## Written task
Find every line in the records that holds the string "screenshot". Copy each one.

Stored records:
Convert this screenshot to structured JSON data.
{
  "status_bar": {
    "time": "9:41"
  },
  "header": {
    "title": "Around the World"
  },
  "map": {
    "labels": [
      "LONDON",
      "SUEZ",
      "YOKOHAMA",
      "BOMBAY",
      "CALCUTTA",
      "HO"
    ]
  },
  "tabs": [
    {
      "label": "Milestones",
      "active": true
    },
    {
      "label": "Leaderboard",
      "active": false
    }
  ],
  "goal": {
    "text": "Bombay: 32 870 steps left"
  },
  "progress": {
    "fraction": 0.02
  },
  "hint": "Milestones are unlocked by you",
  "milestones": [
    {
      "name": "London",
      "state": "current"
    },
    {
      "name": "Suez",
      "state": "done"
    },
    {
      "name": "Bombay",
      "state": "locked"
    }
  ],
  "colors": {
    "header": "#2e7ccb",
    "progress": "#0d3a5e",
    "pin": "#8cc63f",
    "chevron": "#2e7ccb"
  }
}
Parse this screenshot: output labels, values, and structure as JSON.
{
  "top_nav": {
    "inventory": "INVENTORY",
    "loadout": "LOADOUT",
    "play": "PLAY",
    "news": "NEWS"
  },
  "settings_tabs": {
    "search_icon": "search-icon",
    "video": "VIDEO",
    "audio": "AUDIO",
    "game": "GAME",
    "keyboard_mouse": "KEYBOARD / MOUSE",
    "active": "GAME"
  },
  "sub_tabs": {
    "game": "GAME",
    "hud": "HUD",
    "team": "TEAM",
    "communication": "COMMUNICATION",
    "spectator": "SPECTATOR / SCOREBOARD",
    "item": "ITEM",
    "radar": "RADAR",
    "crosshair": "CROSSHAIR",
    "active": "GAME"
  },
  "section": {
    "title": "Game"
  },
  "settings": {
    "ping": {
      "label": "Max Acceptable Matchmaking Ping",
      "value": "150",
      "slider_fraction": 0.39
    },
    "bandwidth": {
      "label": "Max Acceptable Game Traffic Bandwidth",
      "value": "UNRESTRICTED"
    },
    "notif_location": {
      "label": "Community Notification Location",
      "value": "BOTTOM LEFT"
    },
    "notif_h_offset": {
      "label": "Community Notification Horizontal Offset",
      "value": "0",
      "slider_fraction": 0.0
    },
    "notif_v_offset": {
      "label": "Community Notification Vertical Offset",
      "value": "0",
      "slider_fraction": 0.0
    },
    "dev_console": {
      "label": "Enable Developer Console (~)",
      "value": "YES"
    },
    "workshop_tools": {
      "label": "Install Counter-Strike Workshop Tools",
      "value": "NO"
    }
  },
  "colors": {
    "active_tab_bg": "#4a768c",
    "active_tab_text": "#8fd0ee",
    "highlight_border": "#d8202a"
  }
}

## Answer to the exercise
Convert this screenshot to structured JSON data.
Parse this screenshot: output labels, values, and structure as JSON.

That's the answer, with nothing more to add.